Start of MATERIAL SUPPLIED
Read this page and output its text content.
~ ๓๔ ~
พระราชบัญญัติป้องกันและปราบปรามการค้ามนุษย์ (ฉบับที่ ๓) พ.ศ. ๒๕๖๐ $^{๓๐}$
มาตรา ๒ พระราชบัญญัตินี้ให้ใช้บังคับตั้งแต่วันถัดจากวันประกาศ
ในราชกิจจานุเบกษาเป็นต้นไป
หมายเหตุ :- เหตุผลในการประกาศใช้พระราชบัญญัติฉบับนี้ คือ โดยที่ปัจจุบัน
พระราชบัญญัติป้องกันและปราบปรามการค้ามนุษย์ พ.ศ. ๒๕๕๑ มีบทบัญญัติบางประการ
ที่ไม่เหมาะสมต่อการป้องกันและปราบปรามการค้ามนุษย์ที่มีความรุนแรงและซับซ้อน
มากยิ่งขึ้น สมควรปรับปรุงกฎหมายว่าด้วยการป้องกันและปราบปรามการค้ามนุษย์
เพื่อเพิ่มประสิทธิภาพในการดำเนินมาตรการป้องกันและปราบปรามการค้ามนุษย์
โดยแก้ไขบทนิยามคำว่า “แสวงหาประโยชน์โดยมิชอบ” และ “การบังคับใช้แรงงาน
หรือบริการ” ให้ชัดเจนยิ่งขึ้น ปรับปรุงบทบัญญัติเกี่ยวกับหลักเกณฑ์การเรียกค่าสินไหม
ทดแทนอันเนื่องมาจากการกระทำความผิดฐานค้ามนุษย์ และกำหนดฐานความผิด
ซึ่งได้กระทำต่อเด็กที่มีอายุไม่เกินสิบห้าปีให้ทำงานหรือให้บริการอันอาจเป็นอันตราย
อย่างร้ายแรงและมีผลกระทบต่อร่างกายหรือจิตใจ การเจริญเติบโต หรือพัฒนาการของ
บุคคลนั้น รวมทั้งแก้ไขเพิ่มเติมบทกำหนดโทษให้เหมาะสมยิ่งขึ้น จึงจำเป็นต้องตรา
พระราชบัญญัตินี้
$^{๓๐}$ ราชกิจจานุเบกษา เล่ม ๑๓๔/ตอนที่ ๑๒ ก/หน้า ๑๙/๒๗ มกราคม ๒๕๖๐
End of MATERIAL SUPPLIED
DO THIS:
Extract each line of the listing above, copying it word for word.

SOLUTION:
Read this page and output its text content.
~ ๓๔ ~
พระราชบัญญัติป้องกันและปราบปรามการค้ามนุษย์ (ฉบับที่ ๓) พ.ศ. ๒๕๖๐ $^{๓๐}$
มาตรา ๒ พระราชบัญญัตินี้ให้ใช้บังคับตั้งแต่วันถัดจากวันประกาศ
ในราชกิจจานุเบกษาเป็นต้นไป
หมายเหตุ :- เหตุผลในการประกาศใช้พระราชบัญญัติฉบับนี้ คือ โดยที่ปัจจุบัน
พระราชบัญญัติป้องกันและปราบปรามการค้ามนุษย์ พ.ศ. ๒๕๕๑ มีบทบัญญัติบางประการ
ที่ไม่เหมาะสมต่อการป้องกันและปราบปรามการค้ามนุษย์ที่มีความรุนแรงและซับซ้อน
มากยิ่งขึ้น สมควรปรับปรุงกฎหมายว่าด้วยการป้องกันและปราบปรามการค้ามนุษย์
เพื่อเพิ่มประสิทธิภาพในการดำเนินมาตรการป้องกันและปราบปรามการค้ามนุษย์
โดยแก้ไขบทนิยามคำว่า “แสวงหาประโยชน์โดยมิชอบ” และ “การบังคับใช้แรงงาน
หรือบริการ” ให้ชัดเจนยิ่งขึ้น ปรับปรุงบทบัญญัติเกี่ยวกับหลักเกณฑ์การเรียกค่าสินไหม
ทดแทนอันเนื่องมาจากการกระทำความผิดฐานค้ามนุษย์ และกำหนดฐานความผิด
ซึ่งได้กระทำต่อเด็กที่มีอายุไม่เกินสิบห้าปีให้ทำงานหรือให้บริการอันอาจเป็นอันตราย
อย่างร้ายแรงและมีผลกระทบต่อร่างกายหรือจิตใจ การเจริญเติบโต หรือพัฒนาการของ
บุคคลนั้น รวมทั้งแก้ไขเพิ่มเติมบทกำหนดโทษให้เหมาะสมยิ่งขึ้น จึงจำเป็นต้องตรา
พระราชบัญญัตินี้
$^{๓๐}$ ราชกิจจานุเบกษา เล่ม ๑๓๔/ตอนที่ ๑๒ ก/หน้า ๑๙/๒๗ มกราคม ๒๕๖๐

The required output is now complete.